__Records supplied__:
#####

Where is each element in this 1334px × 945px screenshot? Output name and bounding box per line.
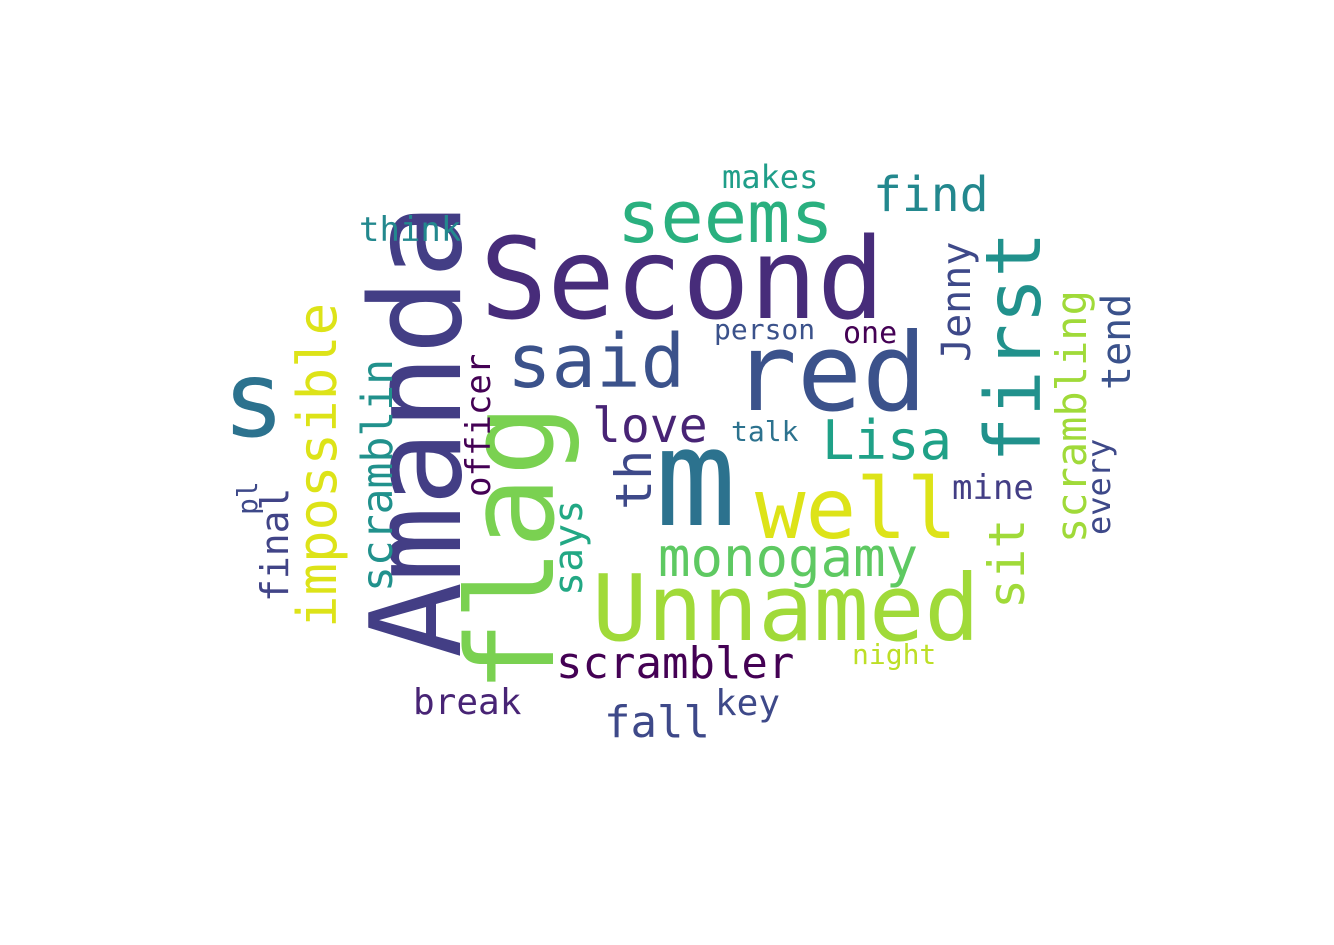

#####

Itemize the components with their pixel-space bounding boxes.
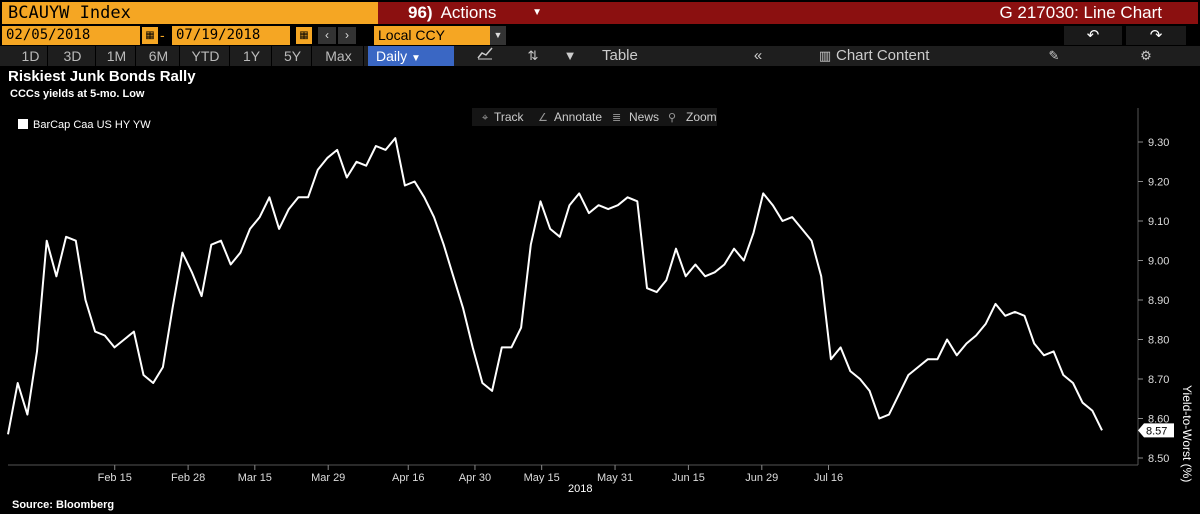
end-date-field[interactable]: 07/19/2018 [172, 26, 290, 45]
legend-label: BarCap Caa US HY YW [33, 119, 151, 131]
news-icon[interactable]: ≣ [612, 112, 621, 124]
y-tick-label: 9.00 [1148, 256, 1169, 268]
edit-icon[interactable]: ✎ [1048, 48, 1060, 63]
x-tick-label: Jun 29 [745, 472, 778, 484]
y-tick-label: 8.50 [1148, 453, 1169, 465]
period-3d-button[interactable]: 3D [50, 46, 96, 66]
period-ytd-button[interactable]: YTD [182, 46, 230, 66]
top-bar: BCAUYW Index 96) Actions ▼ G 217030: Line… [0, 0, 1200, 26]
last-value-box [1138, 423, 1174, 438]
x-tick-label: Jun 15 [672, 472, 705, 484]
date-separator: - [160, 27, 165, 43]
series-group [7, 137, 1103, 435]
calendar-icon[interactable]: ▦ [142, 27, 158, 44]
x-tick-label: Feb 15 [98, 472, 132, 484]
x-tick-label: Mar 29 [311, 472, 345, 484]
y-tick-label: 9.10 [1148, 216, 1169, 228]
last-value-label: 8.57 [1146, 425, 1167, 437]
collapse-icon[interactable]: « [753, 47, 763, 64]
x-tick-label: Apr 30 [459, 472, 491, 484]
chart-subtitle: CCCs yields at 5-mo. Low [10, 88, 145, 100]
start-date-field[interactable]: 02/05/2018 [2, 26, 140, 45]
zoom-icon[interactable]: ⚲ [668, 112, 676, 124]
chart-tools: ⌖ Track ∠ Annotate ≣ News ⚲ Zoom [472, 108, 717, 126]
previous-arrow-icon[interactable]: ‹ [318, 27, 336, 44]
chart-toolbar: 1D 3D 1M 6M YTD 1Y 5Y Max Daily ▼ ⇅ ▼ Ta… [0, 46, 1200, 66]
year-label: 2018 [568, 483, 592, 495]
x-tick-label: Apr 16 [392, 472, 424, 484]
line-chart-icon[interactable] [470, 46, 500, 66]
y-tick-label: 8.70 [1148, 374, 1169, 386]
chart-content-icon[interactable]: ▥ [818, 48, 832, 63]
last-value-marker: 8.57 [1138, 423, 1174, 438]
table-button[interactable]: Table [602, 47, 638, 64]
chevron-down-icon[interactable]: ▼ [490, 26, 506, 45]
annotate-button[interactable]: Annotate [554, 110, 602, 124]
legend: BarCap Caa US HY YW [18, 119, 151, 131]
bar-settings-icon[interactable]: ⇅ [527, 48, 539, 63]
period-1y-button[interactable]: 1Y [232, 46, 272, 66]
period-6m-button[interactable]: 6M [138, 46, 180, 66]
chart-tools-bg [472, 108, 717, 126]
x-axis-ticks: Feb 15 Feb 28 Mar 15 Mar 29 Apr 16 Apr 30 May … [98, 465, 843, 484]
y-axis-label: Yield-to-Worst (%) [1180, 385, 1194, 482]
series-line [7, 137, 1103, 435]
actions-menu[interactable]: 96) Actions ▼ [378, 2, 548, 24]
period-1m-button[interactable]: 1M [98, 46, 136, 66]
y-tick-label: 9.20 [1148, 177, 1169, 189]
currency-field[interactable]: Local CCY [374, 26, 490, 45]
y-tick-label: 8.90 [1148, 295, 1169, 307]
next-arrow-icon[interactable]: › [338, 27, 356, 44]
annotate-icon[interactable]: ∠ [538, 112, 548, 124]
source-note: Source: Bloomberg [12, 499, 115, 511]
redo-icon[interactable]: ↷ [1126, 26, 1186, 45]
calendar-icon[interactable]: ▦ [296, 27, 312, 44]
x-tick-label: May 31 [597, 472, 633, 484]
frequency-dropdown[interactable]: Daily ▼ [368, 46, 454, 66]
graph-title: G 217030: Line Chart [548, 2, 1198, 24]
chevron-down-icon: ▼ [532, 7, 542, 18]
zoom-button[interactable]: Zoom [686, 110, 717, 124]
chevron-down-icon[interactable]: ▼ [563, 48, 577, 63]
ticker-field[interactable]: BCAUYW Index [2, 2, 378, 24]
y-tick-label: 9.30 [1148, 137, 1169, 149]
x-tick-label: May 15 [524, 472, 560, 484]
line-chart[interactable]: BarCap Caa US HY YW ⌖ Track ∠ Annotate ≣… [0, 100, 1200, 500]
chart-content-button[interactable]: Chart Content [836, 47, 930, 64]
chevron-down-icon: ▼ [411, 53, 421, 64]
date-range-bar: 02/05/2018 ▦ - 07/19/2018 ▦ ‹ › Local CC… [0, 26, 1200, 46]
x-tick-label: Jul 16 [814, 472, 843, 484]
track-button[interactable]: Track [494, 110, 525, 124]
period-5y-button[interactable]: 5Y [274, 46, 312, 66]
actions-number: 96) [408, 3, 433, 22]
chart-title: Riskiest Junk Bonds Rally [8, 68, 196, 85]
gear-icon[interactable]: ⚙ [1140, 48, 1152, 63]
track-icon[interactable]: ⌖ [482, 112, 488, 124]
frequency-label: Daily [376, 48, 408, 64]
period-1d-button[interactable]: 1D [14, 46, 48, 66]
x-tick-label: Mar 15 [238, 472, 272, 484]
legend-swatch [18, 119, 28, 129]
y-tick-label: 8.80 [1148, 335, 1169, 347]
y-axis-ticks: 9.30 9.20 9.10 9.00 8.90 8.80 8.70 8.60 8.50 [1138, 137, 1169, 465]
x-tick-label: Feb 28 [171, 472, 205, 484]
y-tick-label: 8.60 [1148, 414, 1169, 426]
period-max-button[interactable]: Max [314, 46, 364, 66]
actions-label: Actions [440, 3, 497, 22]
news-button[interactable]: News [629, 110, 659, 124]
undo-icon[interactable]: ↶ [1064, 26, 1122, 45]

#####

__Task requirements__:
Edit the listing lines running from the line with "Itemize the components" up to and including the line with "edit-icon[interactable]: ✎ [1048, 48, 1060, 63]". Replace "news-icon" with "news-glyph", keep everything else unchanged, return only those lines, and leave the pictures out.

__The response__:
Itemize the components with their pixel-space bounding boxes.
end-date-field[interactable]: 07/19/2018 [172, 26, 290, 45]
legend-label: BarCap Caa US HY YW [33, 119, 151, 131]
news-glyph[interactable]: ≣ [612, 112, 621, 124]
y-tick-label: 9.00 [1148, 256, 1169, 268]
edit-icon[interactable]: ✎ [1048, 48, 1060, 63]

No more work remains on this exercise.